** Material **
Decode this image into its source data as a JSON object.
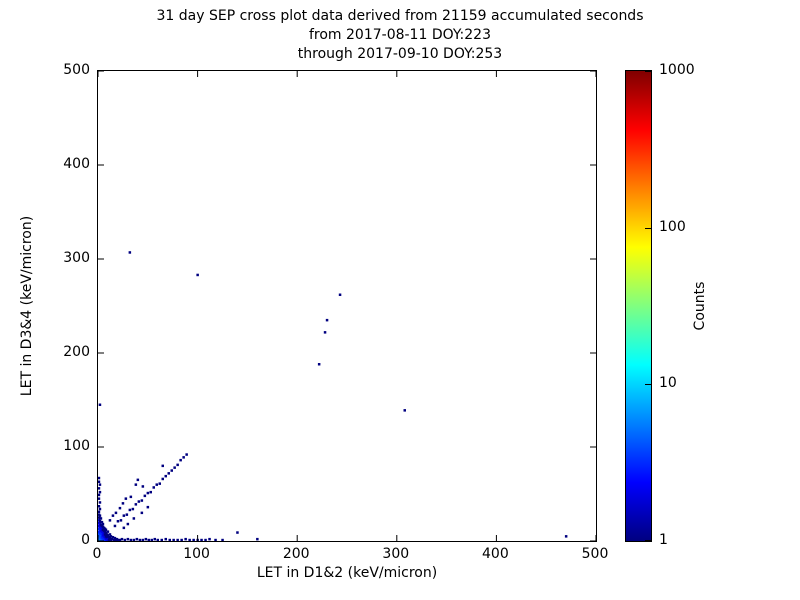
{
  "chart_data": {
    "type": "scatter",
    "title": "31 day SEP cross plot data derived from 21159 accumulated seconds",
    "subtitle1": "from 2017-08-11 DOY:223",
    "subtitle2": "through 2017-09-10 DOY:253",
    "xlabel": "LET in D1&2 (keV/micron)",
    "ylabel": "LET in D3&4 (keV/micron)",
    "xlim": [
      0,
      500
    ],
    "ylim": [
      0,
      500
    ],
    "xticks": [
      0,
      100,
      200,
      300,
      400,
      500
    ],
    "yticks": [
      0,
      100,
      200,
      300,
      400,
      500
    ],
    "grid": false,
    "marker": "square",
    "colorbar": {
      "label": "Counts",
      "scale": "log",
      "min": 1,
      "max": 1000,
      "ticks": [
        1,
        10,
        100,
        1000
      ],
      "colormap": "jet"
    },
    "points": [
      [
        1,
        1,
        8
      ],
      [
        1,
        2,
        6
      ],
      [
        1,
        4,
        5
      ],
      [
        1,
        6,
        4
      ],
      [
        1,
        8,
        4
      ],
      [
        1,
        10,
        3
      ],
      [
        1,
        13,
        3
      ],
      [
        1,
        16,
        2
      ],
      [
        1,
        19,
        2
      ],
      [
        1,
        22,
        2
      ],
      [
        1,
        25,
        1
      ],
      [
        1,
        28,
        1
      ],
      [
        2,
        1,
        6
      ],
      [
        2,
        3,
        5
      ],
      [
        2,
        5,
        4
      ],
      [
        2,
        7,
        4
      ],
      [
        2,
        9,
        3
      ],
      [
        2,
        12,
        3
      ],
      [
        2,
        15,
        2
      ],
      [
        2,
        18,
        2
      ],
      [
        2,
        21,
        1
      ],
      [
        2,
        24,
        1
      ],
      [
        2,
        27,
        1
      ],
      [
        3,
        1,
        5
      ],
      [
        3,
        3,
        4
      ],
      [
        3,
        5,
        4
      ],
      [
        3,
        8,
        3
      ],
      [
        3,
        11,
        2
      ],
      [
        3,
        14,
        2
      ],
      [
        3,
        17,
        1
      ],
      [
        3,
        20,
        1
      ],
      [
        3,
        24,
        1
      ],
      [
        4,
        2,
        4
      ],
      [
        4,
        4,
        3
      ],
      [
        4,
        7,
        3
      ],
      [
        4,
        10,
        2
      ],
      [
        4,
        13,
        2
      ],
      [
        4,
        16,
        1
      ],
      [
        4,
        20,
        1
      ],
      [
        5,
        1,
        4
      ],
      [
        5,
        3,
        3
      ],
      [
        5,
        6,
        2
      ],
      [
        5,
        9,
        2
      ],
      [
        5,
        12,
        1
      ],
      [
        5,
        15,
        1
      ],
      [
        5,
        18,
        1
      ],
      [
        6,
        2,
        3
      ],
      [
        6,
        5,
        2
      ],
      [
        6,
        8,
        2
      ],
      [
        6,
        11,
        1
      ],
      [
        6,
        14,
        1
      ],
      [
        7,
        1,
        3
      ],
      [
        7,
        4,
        2
      ],
      [
        7,
        7,
        1
      ],
      [
        7,
        10,
        1
      ],
      [
        7,
        13,
        1
      ],
      [
        8,
        2,
        2
      ],
      [
        8,
        5,
        1
      ],
      [
        8,
        9,
        1
      ],
      [
        8,
        12,
        1
      ],
      [
        9,
        1,
        2
      ],
      [
        9,
        4,
        1
      ],
      [
        9,
        7,
        1
      ],
      [
        10,
        2,
        2
      ],
      [
        10,
        6,
        1
      ],
      [
        10,
        10,
        1
      ],
      [
        11,
        1,
        1
      ],
      [
        11,
        4,
        1
      ],
      [
        12,
        3,
        1
      ],
      [
        12,
        7,
        1
      ],
      [
        13,
        1,
        1
      ],
      [
        13,
        5,
        1
      ],
      [
        14,
        2,
        1
      ],
      [
        15,
        4,
        1
      ],
      [
        16,
        1,
        1
      ],
      [
        17,
        3,
        1
      ],
      [
        18,
        1,
        1
      ],
      [
        19,
        2,
        1
      ],
      [
        20,
        1,
        1
      ],
      [
        1,
        31,
        1
      ],
      [
        2,
        34,
        1
      ],
      [
        1,
        37,
        1
      ],
      [
        2,
        41,
        1
      ],
      [
        1,
        45,
        1
      ],
      [
        1,
        49,
        1
      ],
      [
        2,
        52,
        1
      ],
      [
        1,
        56,
        1
      ],
      [
        2,
        60,
        1
      ],
      [
        1,
        63,
        1
      ],
      [
        1,
        67,
        1
      ],
      [
        2,
        145,
        1
      ],
      [
        22,
        1,
        1
      ],
      [
        24,
        2,
        1
      ],
      [
        27,
        1,
        1
      ],
      [
        30,
        2,
        1
      ],
      [
        33,
        1,
        1
      ],
      [
        36,
        1,
        1
      ],
      [
        39,
        2,
        1
      ],
      [
        42,
        1,
        1
      ],
      [
        45,
        1,
        1
      ],
      [
        48,
        2,
        1
      ],
      [
        51,
        1,
        1
      ],
      [
        54,
        1,
        1
      ],
      [
        57,
        2,
        1
      ],
      [
        60,
        1,
        1
      ],
      [
        64,
        1,
        1
      ],
      [
        68,
        2,
        1
      ],
      [
        72,
        1,
        1
      ],
      [
        76,
        1,
        1
      ],
      [
        80,
        1,
        1
      ],
      [
        84,
        1,
        1
      ],
      [
        88,
        2,
        1
      ],
      [
        92,
        1,
        1
      ],
      [
        96,
        1,
        1
      ],
      [
        100,
        1,
        1
      ],
      [
        104,
        1,
        1
      ],
      [
        108,
        1,
        1
      ],
      [
        112,
        2,
        1
      ],
      [
        118,
        1,
        1
      ],
      [
        125,
        1,
        1
      ],
      [
        160,
        2,
        1
      ],
      [
        17,
        16,
        1
      ],
      [
        20,
        21,
        1
      ],
      [
        23,
        22,
        1
      ],
      [
        26,
        27,
        1
      ],
      [
        29,
        28,
        1
      ],
      [
        32,
        33,
        1
      ],
      [
        35,
        34,
        1
      ],
      [
        38,
        39,
        1
      ],
      [
        41,
        42,
        1
      ],
      [
        44,
        43,
        1
      ],
      [
        47,
        48,
        1
      ],
      [
        50,
        51,
        1
      ],
      [
        53,
        52,
        1
      ],
      [
        56,
        57,
        1
      ],
      [
        59,
        60,
        1
      ],
      [
        62,
        61,
        1
      ],
      [
        65,
        66,
        1
      ],
      [
        68,
        69,
        1
      ],
      [
        71,
        72,
        1
      ],
      [
        74,
        75,
        1
      ],
      [
        77,
        78,
        1
      ],
      [
        80,
        81,
        1
      ],
      [
        83,
        86,
        1
      ],
      [
        86,
        89,
        1
      ],
      [
        89,
        92,
        1
      ],
      [
        12,
        22,
        1
      ],
      [
        15,
        27,
        1
      ],
      [
        18,
        30,
        1
      ],
      [
        22,
        35,
        1
      ],
      [
        25,
        40,
        1
      ],
      [
        28,
        45,
        1
      ],
      [
        33,
        47,
        1
      ],
      [
        38,
        60,
        1
      ],
      [
        40,
        65,
        1
      ],
      [
        30,
        18,
        1
      ],
      [
        36,
        24,
        1
      ],
      [
        44,
        30,
        1
      ],
      [
        50,
        36,
        1
      ],
      [
        26,
        14,
        1
      ],
      [
        45,
        58,
        1
      ],
      [
        65,
        80,
        1
      ],
      [
        32,
        307,
        1
      ],
      [
        100,
        283,
        1
      ],
      [
        230,
        235,
        1
      ],
      [
        243,
        262,
        1
      ],
      [
        228,
        222,
        1
      ],
      [
        222,
        188,
        1
      ],
      [
        308,
        139,
        1
      ],
      [
        470,
        5,
        1
      ],
      [
        140,
        9,
        1
      ]
    ]
  }
}
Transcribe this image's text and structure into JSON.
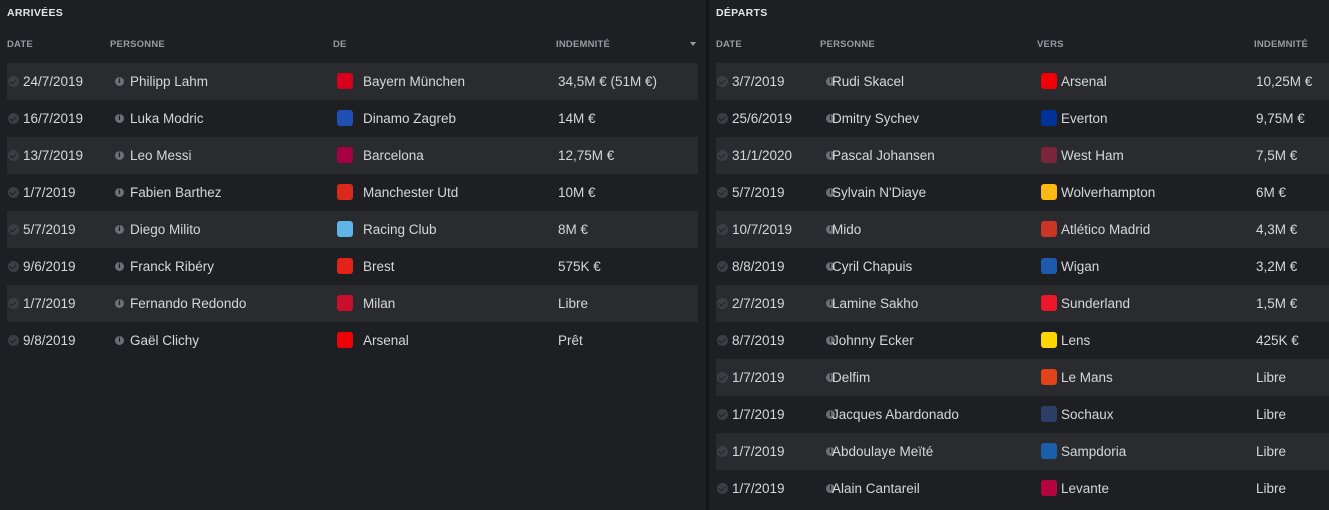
{
  "arrivals": {
    "title": "ARRIVÉES",
    "headers": {
      "date": "DATE",
      "person": "PERSONNE",
      "from": "DE",
      "fee": "INDEMNITÉ"
    },
    "rows": [
      {
        "date": "24/7/2019",
        "person": "Philipp Lahm",
        "club": "Bayern München",
        "fee": "34,5M € (51M €)",
        "crest": "bayern-crest-icon",
        "color": "#d6001c"
      },
      {
        "date": "16/7/2019",
        "person": "Luka Modric",
        "club": "Dinamo Zagreb",
        "fee": "14M €",
        "crest": "dinamo-zagreb-crest-icon",
        "color": "#1f4fb2"
      },
      {
        "date": "13/7/2019",
        "person": "Leo Messi",
        "club": "Barcelona",
        "fee": "12,75M €",
        "crest": "barcelona-crest-icon",
        "color": "#a50044"
      },
      {
        "date": "1/7/2019",
        "person": "Fabien Barthez",
        "club": "Manchester Utd",
        "fee": "10M €",
        "crest": "manchester-utd-crest-icon",
        "color": "#da291c"
      },
      {
        "date": "5/7/2019",
        "person": "Diego Milito",
        "club": "Racing Club",
        "fee": "8M €",
        "crest": "racing-club-crest-icon",
        "color": "#5fb5e8"
      },
      {
        "date": "9/6/2019",
        "person": "Franck Ribéry",
        "club": "Brest",
        "fee": "575K €",
        "crest": "brest-crest-icon",
        "color": "#e2231a"
      },
      {
        "date": "1/7/2019",
        "person": "Fernando Redondo",
        "club": "Milan",
        "fee": "Libre",
        "crest": "milan-crest-icon",
        "color": "#c8102e"
      },
      {
        "date": "9/8/2019",
        "person": "Gaël Clichy",
        "club": "Arsenal",
        "fee": "Prêt",
        "crest": "arsenal-crest-icon",
        "color": "#ef0107"
      }
    ]
  },
  "departures": {
    "title": "DÉPARTS",
    "headers": {
      "date": "DATE",
      "person": "PERSONNE",
      "to": "VERS",
      "fee": "INDEMNITÉ"
    },
    "rows": [
      {
        "date": "3/7/2019",
        "person": "Rudi Skacel",
        "club": "Arsenal",
        "fee": "10,25M €",
        "crest": "arsenal-crest-icon",
        "color": "#ef0107"
      },
      {
        "date": "25/6/2019",
        "person": "Dmitry Sychev",
        "club": "Everton",
        "fee": "9,75M €",
        "crest": "everton-crest-icon",
        "color": "#003399"
      },
      {
        "date": "31/1/2020",
        "person": "Pascal Johansen",
        "club": "West Ham",
        "fee": "7,5M €",
        "crest": "west-ham-crest-icon",
        "color": "#7a263a"
      },
      {
        "date": "5/7/2019",
        "person": "Sylvain N'Diaye",
        "club": "Wolverhampton",
        "fee": "6M €",
        "crest": "wolverhampton-crest-icon",
        "color": "#fdb913"
      },
      {
        "date": "10/7/2019",
        "person": "Mido",
        "club": "Atlético Madrid",
        "fee": "4,3M €",
        "crest": "atletico-madrid-crest-icon",
        "color": "#cb3524"
      },
      {
        "date": "8/8/2019",
        "person": "Cyril Chapuis",
        "club": "Wigan",
        "fee": "3,2M €",
        "crest": "wigan-crest-icon",
        "color": "#1d59af"
      },
      {
        "date": "2/7/2019",
        "person": "Lamine Sakho",
        "club": "Sunderland",
        "fee": "1,5M €",
        "crest": "sunderland-crest-icon",
        "color": "#eb172b"
      },
      {
        "date": "8/7/2019",
        "person": "Johnny Ecker",
        "club": "Lens",
        "fee": "425K €",
        "crest": "lens-crest-icon",
        "color": "#ffd700"
      },
      {
        "date": "1/7/2019",
        "person": "Delfim",
        "club": "Le Mans",
        "fee": "Libre",
        "crest": "le-mans-crest-icon",
        "color": "#e2431b"
      },
      {
        "date": "1/7/2019",
        "person": "Jacques Abardonado",
        "club": "Sochaux",
        "fee": "Libre",
        "crest": "sochaux-crest-icon",
        "color": "#2c3d66"
      },
      {
        "date": "1/7/2019",
        "person": "Abdoulaye Meïté",
        "club": "Sampdoria",
        "fee": "Libre",
        "crest": "sampdoria-crest-icon",
        "color": "#1b5faa"
      },
      {
        "date": "1/7/2019",
        "person": "Alain Cantareil",
        "club": "Levante",
        "fee": "Libre",
        "crest": "levante-crest-icon",
        "color": "#b4053f"
      }
    ]
  }
}
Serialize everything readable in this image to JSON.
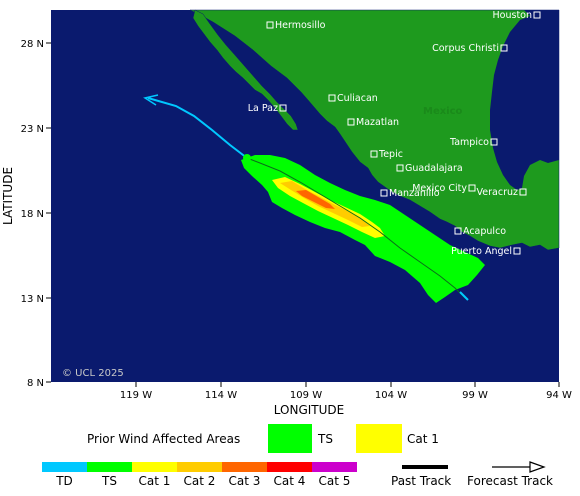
{
  "axes": {
    "x_title": "LONGITUDE",
    "y_title": "LATITUDE",
    "x_ticks": [
      "119 W",
      "114 W",
      "109 W",
      "104 W",
      "99 W",
      "94 W"
    ],
    "y_ticks": [
      "28 N",
      "23 N",
      "18 N",
      "13 N",
      "8 N"
    ]
  },
  "cities": [
    {
      "name": "Hermosillo"
    },
    {
      "name": "Houston"
    },
    {
      "name": "Corpus Christi"
    },
    {
      "name": "Culiacan"
    },
    {
      "name": "La Paz"
    },
    {
      "name": "Mazatlan"
    },
    {
      "name": "Tepic"
    },
    {
      "name": "Guadalajara"
    },
    {
      "name": "Tampico"
    },
    {
      "name": "Mexico City"
    },
    {
      "name": "Manzanillo"
    },
    {
      "name": "Veracruz"
    },
    {
      "name": "Acapulco"
    },
    {
      "name": "Puerto Angel"
    }
  ],
  "country_label": "Mexico",
  "copyright": "© UCL 2025",
  "legend": {
    "affected_title": "Prior Wind Affected Areas",
    "affected_items": [
      {
        "label": "TS",
        "color": "#00ff00"
      },
      {
        "label": "Cat 1",
        "color": "#ffff00"
      }
    ],
    "scale_items": [
      {
        "label": "TD",
        "color": "#00c8ff"
      },
      {
        "label": "TS",
        "color": "#00ff00"
      },
      {
        "label": "Cat 1",
        "color": "#ffff00"
      },
      {
        "label": "Cat 2",
        "color": "#ffcc00"
      },
      {
        "label": "Cat 3",
        "color": "#ff6600"
      },
      {
        "label": "Cat 4",
        "color": "#ff0000"
      },
      {
        "label": "Cat 5",
        "color": "#cc00cc"
      }
    ],
    "past_track_label": "Past Track",
    "forecast_track_label": "Forecast Track"
  },
  "colors": {
    "ocean": "#0a1a6e",
    "land": "#1e9a1e",
    "ts_wind": "#00ff00",
    "cat1_wind": "#ffff00",
    "cat2_wind": "#ffcc00",
    "cat3_wind": "#ff6600",
    "track_td": "#00c8ff"
  }
}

** Task instructions **
Search the listing for the word "from" and return each line that holds it.

** Task answer **
    "title": "31 day SEP cross plot data derived from 21159 accumulated seconds",
    "subtitle1": "from 2017-08-11 DOY:223",
      "from": "DE",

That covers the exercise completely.